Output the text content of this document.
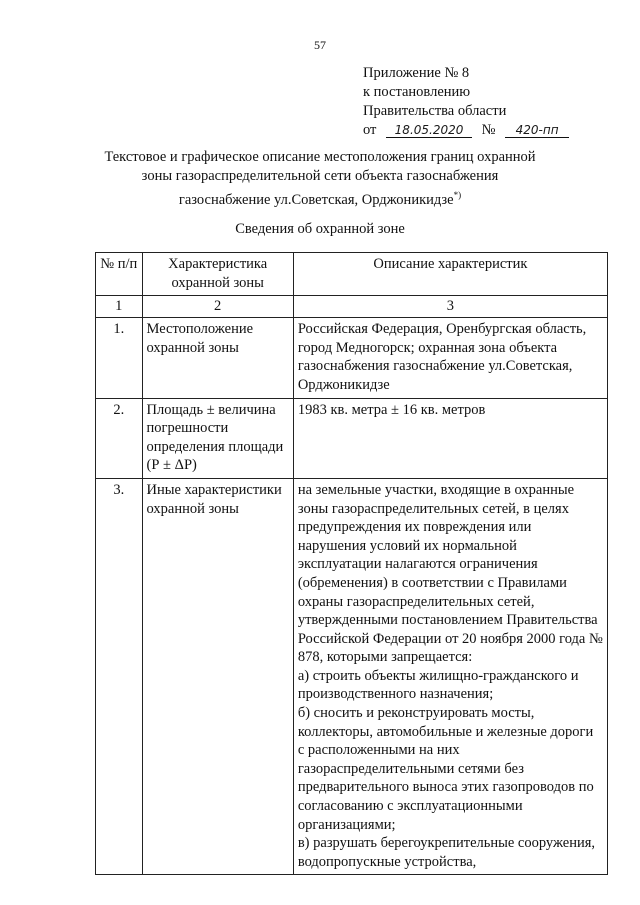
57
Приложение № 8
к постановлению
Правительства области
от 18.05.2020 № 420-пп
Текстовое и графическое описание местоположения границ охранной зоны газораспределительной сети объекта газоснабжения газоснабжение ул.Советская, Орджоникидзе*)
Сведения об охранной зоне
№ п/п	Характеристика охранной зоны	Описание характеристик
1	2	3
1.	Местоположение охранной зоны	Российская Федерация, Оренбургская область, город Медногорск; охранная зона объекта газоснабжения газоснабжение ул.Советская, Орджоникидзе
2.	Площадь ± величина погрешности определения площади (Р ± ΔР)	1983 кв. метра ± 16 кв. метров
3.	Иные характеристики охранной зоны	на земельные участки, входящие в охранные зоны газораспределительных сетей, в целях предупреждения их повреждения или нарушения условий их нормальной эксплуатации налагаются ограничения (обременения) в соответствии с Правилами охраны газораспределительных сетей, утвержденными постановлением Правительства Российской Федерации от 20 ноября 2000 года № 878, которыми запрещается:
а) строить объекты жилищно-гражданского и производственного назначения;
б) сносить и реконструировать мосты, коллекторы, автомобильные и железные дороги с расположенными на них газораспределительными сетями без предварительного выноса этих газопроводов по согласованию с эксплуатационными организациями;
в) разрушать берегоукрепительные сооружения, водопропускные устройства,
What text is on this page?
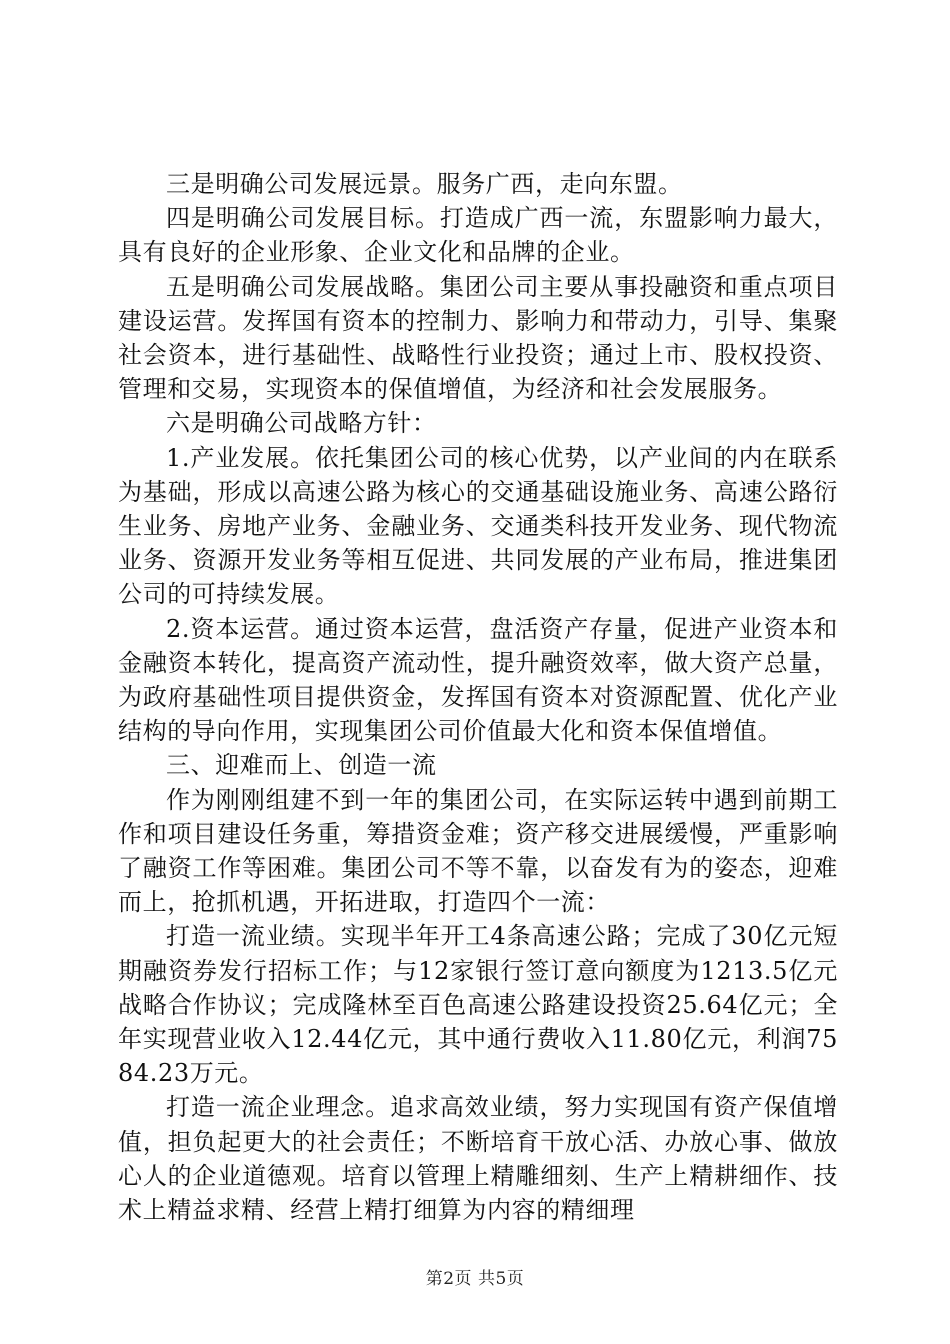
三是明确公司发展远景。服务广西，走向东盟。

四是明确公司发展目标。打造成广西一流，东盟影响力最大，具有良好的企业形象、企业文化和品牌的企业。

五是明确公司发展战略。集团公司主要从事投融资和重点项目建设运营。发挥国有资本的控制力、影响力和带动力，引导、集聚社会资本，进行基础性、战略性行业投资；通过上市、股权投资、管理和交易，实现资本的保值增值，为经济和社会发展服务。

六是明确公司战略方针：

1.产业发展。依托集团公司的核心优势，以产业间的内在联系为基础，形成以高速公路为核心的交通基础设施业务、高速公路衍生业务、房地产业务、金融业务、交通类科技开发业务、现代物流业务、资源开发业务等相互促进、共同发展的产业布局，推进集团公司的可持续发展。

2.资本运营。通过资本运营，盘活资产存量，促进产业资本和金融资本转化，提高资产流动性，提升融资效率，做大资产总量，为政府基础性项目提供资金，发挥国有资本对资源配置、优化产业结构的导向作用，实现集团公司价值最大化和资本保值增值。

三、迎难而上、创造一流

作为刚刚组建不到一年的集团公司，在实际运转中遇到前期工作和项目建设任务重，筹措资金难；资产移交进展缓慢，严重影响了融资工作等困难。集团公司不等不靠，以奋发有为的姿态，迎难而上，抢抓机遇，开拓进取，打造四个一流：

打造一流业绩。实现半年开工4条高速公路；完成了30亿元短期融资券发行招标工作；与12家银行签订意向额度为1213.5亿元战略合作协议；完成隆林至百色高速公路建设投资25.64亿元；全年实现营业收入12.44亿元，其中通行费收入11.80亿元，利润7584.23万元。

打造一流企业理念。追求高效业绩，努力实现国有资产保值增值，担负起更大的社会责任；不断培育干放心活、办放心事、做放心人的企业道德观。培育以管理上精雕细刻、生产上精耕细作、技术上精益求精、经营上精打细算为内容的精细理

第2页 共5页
+---+
• [Stated goal]
Copy out the lines in which the string "迎难而上" appears.

• [Solution to this exercise]
三、迎难而上、创造一流
作为刚刚组建不到一年的集团公司，在实际运转中遇到前期工作和项目建设任务重，筹措资金难；资产移交进展缓慢，严重影响了融资工作等困难。集团公司不等不靠，以奋发有为的姿态，迎难而上，抢抓机遇，开拓进取，打造四个一流：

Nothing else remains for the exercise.